Data entries:

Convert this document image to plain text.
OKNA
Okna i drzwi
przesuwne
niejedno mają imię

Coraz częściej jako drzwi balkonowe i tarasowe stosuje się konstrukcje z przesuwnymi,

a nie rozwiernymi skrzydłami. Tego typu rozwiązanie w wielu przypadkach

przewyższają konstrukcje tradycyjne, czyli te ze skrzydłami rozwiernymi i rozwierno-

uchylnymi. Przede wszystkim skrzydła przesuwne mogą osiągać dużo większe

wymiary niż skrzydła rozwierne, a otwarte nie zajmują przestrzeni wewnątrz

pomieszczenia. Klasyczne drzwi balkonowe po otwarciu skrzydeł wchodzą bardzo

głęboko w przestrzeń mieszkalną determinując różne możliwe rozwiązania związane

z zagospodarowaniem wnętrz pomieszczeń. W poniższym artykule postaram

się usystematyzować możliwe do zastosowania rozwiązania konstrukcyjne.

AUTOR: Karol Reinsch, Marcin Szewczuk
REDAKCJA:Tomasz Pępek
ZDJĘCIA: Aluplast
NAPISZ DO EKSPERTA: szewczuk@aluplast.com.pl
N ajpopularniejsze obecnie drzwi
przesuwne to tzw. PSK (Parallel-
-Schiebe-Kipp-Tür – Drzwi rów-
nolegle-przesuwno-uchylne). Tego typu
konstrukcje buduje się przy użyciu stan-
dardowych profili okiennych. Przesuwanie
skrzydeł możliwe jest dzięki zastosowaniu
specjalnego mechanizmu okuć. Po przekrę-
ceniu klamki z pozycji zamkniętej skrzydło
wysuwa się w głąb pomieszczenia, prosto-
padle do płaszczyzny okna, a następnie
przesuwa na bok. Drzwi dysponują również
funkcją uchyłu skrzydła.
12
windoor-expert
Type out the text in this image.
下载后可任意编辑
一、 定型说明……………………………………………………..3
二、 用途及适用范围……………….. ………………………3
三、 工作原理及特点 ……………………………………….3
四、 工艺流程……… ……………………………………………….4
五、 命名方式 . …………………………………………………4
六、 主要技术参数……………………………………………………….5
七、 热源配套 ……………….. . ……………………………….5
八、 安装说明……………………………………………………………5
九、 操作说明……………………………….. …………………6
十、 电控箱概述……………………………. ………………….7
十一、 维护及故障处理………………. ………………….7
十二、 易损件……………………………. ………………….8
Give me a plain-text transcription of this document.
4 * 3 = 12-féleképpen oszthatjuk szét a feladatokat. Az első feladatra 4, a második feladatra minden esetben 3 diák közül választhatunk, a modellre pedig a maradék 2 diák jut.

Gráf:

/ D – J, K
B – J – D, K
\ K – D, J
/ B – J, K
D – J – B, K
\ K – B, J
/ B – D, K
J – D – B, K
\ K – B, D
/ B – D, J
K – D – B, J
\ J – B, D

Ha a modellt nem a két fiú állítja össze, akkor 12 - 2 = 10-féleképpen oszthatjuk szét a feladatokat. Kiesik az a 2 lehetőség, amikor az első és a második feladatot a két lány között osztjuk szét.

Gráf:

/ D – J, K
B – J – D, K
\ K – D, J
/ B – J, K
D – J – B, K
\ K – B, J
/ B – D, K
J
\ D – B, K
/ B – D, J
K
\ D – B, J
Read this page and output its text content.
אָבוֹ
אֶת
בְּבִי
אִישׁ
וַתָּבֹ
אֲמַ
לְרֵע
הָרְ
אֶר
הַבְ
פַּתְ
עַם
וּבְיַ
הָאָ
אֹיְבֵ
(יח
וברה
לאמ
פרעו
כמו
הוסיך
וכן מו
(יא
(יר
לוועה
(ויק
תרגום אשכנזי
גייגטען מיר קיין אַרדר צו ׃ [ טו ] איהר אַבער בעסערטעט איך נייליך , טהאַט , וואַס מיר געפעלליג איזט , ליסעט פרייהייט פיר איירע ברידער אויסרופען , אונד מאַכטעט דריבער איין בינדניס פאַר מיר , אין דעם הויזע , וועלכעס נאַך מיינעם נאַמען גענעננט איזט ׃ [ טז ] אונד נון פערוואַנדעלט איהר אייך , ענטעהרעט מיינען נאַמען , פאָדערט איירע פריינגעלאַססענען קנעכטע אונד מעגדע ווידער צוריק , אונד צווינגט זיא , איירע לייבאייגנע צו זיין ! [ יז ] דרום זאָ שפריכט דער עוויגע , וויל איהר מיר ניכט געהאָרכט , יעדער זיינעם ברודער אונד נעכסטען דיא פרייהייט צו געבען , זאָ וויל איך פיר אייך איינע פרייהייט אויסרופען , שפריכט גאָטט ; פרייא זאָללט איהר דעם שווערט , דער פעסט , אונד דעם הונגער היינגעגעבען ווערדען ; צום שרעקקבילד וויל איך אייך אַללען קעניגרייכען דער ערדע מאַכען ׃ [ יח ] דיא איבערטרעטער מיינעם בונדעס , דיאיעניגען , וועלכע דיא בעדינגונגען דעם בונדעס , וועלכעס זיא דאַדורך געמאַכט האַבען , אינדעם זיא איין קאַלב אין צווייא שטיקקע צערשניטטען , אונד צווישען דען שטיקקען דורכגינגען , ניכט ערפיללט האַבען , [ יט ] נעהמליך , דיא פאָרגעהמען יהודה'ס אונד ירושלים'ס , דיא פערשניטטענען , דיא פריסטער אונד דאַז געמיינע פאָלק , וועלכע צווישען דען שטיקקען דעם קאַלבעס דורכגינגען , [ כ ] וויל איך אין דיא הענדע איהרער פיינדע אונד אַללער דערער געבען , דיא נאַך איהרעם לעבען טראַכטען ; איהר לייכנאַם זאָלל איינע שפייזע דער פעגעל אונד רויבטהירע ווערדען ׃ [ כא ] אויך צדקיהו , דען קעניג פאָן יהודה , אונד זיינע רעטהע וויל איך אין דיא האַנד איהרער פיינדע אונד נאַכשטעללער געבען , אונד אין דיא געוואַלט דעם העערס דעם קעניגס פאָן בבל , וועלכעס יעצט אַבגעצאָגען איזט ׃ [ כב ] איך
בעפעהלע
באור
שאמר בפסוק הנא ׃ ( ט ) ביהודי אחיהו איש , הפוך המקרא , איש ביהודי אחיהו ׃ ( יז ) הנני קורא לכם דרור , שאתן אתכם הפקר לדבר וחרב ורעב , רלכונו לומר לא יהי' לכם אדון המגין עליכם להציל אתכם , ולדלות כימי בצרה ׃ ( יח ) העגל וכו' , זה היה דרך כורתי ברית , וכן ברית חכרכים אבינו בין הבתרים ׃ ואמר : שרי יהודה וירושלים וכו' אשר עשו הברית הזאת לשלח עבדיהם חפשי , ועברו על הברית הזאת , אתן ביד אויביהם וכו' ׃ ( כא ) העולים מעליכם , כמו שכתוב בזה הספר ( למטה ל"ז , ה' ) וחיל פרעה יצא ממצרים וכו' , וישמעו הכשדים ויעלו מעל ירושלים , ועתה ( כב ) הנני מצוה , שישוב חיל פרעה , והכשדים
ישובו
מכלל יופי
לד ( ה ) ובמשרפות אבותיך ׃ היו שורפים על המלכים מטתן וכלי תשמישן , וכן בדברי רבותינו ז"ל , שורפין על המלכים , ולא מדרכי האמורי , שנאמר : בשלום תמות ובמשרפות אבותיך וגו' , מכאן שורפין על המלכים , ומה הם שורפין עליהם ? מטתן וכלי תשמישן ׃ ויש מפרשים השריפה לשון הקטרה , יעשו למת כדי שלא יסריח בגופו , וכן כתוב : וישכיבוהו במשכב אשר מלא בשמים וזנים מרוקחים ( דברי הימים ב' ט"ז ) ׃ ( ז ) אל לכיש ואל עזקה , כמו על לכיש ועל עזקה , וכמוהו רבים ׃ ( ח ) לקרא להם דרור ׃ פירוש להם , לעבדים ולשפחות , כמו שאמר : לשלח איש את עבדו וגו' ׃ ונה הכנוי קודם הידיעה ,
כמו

■ **Exercise objective**: Print the records above in full, exactly.

■ **Solution for this problem**:
Convert this document image to plain text.
OKNA
Okna i drzwi
przesuwne
niejedno mają imię

Coraz częściej jako drzwi balkonowe i tarasowe stosuje się konstrukcje z przesuwnymi,

a nie rozwiernymi skrzydłami. Tego typu rozwiązanie w wielu przypadkach

przewyższają konstrukcje tradycyjne, czyli te ze skrzydłami rozwiernymi i rozwierno-

uchylnymi. Przede wszystkim skrzydła przesuwne mogą osiągać dużo większe

wymiary niż skrzydła rozwierne, a otwarte nie zajmują przestrzeni wewnątrz

pomieszczenia. Klasyczne drzwi balkonowe po otwarciu skrzydeł wchodzą bardzo

głęboko w przestrzeń mieszkalną determinując różne możliwe rozwiązania związane

z zagospodarowaniem wnętrz pomieszczeń. W poniższym artykule postaram

się usystematyzować możliwe do zastosowania rozwiązania konstrukcyjne.

AUTOR: Karol Reinsch, Marcin Szewczuk
REDAKCJA:Tomasz Pępek
ZDJĘCIA: Aluplast
NAPISZ DO EKSPERTA: szewczuk@aluplast.com.pl
N ajpopularniejsze obecnie drzwi
przesuwne to tzw. PSK (Parallel-
-Schiebe-Kipp-Tür – Drzwi rów-
nolegle-przesuwno-uchylne). Tego typu
konstrukcje buduje się przy użyciu stan-
dardowych profili okiennych. Przesuwanie
skrzydeł możliwe jest dzięki zastosowaniu
specjalnego mechanizmu okuć. Po przekrę-
ceniu klamki z pozycji zamkniętej skrzydło
wysuwa się w głąb pomieszczenia, prosto-
padle do płaszczyzny okna, a następnie
przesuwa na bok. Drzwi dysponują również
funkcją uchyłu skrzydła.
12
windoor-expert
Type out the text in this image.
下载后可任意编辑
一、 定型说明……………………………………………………..3
二、 用途及适用范围……………….. ………………………3
三、 工作原理及特点 ……………………………………….3
四、 工艺流程……… ……………………………………………….4
五、 命名方式 . …………………………………………………4
六、 主要技术参数……………………………………………………….5
七、 热源配套 ……………….. . ……………………………….5
八、 安装说明……………………………………………………………5
九、 操作说明……………………………….. …………………6
十、 电控箱概述……………………………. ………………….7
十一、 维护及故障处理………………. ………………….7
十二、 易损件……………………………. ………………….8
Give me a plain-text transcription of this document.
4 * 3 = 12-féleképpen oszthatjuk szét a feladatokat. Az első feladatra 4, a második feladatra minden esetben 3 diák közül választhatunk, a modellre pedig a maradék 2 diák jut.

Gráf:

/ D – J, K
B – J – D, K
\ K – D, J
/ B – J, K
D – J – B, K
\ K – B, J
/ B – D, K
J – D – B, K
\ K – B, D
/ B – D, J
K – D – B, J
\ J – B, D

Ha a modellt nem a két fiú állítja össze, akkor 12 - 2 = 10-féleképpen oszthatjuk szét a feladatokat. Kiesik az a 2 lehetőség, amikor az első és a második feladatot a két lány között osztjuk szét.

Gráf:

/ D – J, K
B – J – D, K
\ K – D, J
/ B – J, K
D – J – B, K
\ K – B, J
/ B – D, K
J
\ D – B, K
/ B – D, J
K
\ D – B, J
Read this page and output its text content.
אָבוֹ
אֶת
בְּבִי
אִישׁ
וַתָּבֹ
אֲמַ
לְרֵע
הָרְ
אֶר
הַבְ
פַּתְ
עַם
וּבְיַ
הָאָ
אֹיְבֵ
(יח
וברה
לאמ
פרעו
כמו
הוסיך
וכן מו
(יא
(יר
לוועה
(ויק
תרגום אשכנזי
גייגטען מיר קיין אַרדר צו ׃ [ טו ] איהר אַבער בעסערטעט איך נייליך , טהאַט , וואַס מיר געפעלליג איזט , ליסעט פרייהייט פיר איירע ברידער אויסרופען , אונד מאַכטעט דריבער איין בינדניס פאַר מיר , אין דעם הויזע , וועלכעס נאַך מיינעם נאַמען גענעננט איזט ׃ [ טז ] אונד נון פערוואַנדעלט איהר אייך , ענטעהרעט מיינען נאַמען , פאָדערט איירע פריינגעלאַססענען קנעכטע אונד מעגדע ווידער צוריק , אונד צווינגט זיא , איירע לייבאייגנע צו זיין ! [ יז ] דרום זאָ שפריכט דער עוויגע , וויל איהר מיר ניכט געהאָרכט , יעדער זיינעם ברודער אונד נעכסטען דיא פרייהייט צו געבען , זאָ וויל איך פיר אייך איינע פרייהייט אויסרופען , שפריכט גאָטט ; פרייא זאָללט איהר דעם שווערט , דער פעסט , אונד דעם הונגער היינגעגעבען ווערדען ; צום שרעקקבילד וויל איך אייך אַללען קעניגרייכען דער ערדע מאַכען ׃ [ יח ] דיא איבערטרעטער מיינעם בונדעס , דיאיעניגען , וועלכע דיא בעדינגונגען דעם בונדעס , וועלכעס זיא דאַדורך געמאַכט האַבען , אינדעם זיא איין קאַלב אין צווייא שטיקקע צערשניטטען , אונד צווישען דען שטיקקען דורכגינגען , ניכט ערפיללט האַבען , [ יט ] נעהמליך , דיא פאָרגעהמען יהודה'ס אונד ירושלים'ס , דיא פערשניטטענען , דיא פריסטער אונד דאַז געמיינע פאָלק , וועלכע צווישען דען שטיקקען דעם קאַלבעס דורכגינגען , [ כ ] וויל איך אין דיא הענדע איהרער פיינדע אונד אַללער דערער געבען , דיא נאַך איהרעם לעבען טראַכטען ; איהר לייכנאַם זאָלל איינע שפייזע דער פעגעל אונד רויבטהירע ווערדען ׃ [ כא ] אויך צדקיהו , דען קעניג פאָן יהודה , אונד זיינע רעטהע וויל איך אין דיא האַנד איהרער פיינדע אונד נאַכשטעללער געבען , אונד אין דיא געוואַלט דעם העערס דעם קעניגס פאָן בבל , וועלכעס יעצט אַבגעצאָגען איזט ׃ [ כב ] איך
בעפעהלע
באור
שאמר בפסוק הנא ׃ ( ט ) ביהודי אחיהו איש , הפוך המקרא , איש ביהודי אחיהו ׃ ( יז ) הנני קורא לכם דרור , שאתן אתכם הפקר לדבר וחרב ורעב , רלכונו לומר לא יהי' לכם אדון המגין עליכם להציל אתכם , ולדלות כימי בצרה ׃ ( יח ) העגל וכו' , זה היה דרך כורתי ברית , וכן ברית חכרכים אבינו בין הבתרים ׃ ואמר : שרי יהודה וירושלים וכו' אשר עשו הברית הזאת לשלח עבדיהם חפשי , ועברו על הברית הזאת , אתן ביד אויביהם וכו' ׃ ( כא ) העולים מעליכם , כמו שכתוב בזה הספר ( למטה ל"ז , ה' ) וחיל פרעה יצא ממצרים וכו' , וישמעו הכשדים ויעלו מעל ירושלים , ועתה ( כב ) הנני מצוה , שישוב חיל פרעה , והכשדים
ישובו
מכלל יופי
לד ( ה ) ובמשרפות אבותיך ׃ היו שורפים על המלכים מטתן וכלי תשמישן , וכן בדברי רבותינו ז"ל , שורפין על המלכים , ולא מדרכי האמורי , שנאמר : בשלום תמות ובמשרפות אבותיך וגו' , מכאן שורפין על המלכים , ומה הם שורפין עליהם ? מטתן וכלי תשמישן ׃ ויש מפרשים השריפה לשון הקטרה , יעשו למת כדי שלא יסריח בגופו , וכן כתוב : וישכיבוהו במשכב אשר מלא בשמים וזנים מרוקחים ( דברי הימים ב' ט"ז ) ׃ ( ז ) אל לכיש ואל עזקה , כמו על לכיש ועל עזקה , וכמוהו רבים ׃ ( ח ) לקרא להם דרור ׃ פירוש להם , לעבדים ולשפחות , כמו שאמר : לשלח איש את עבדו וגו' ׃ ונה הכנוי קודם הידיעה ,
כמו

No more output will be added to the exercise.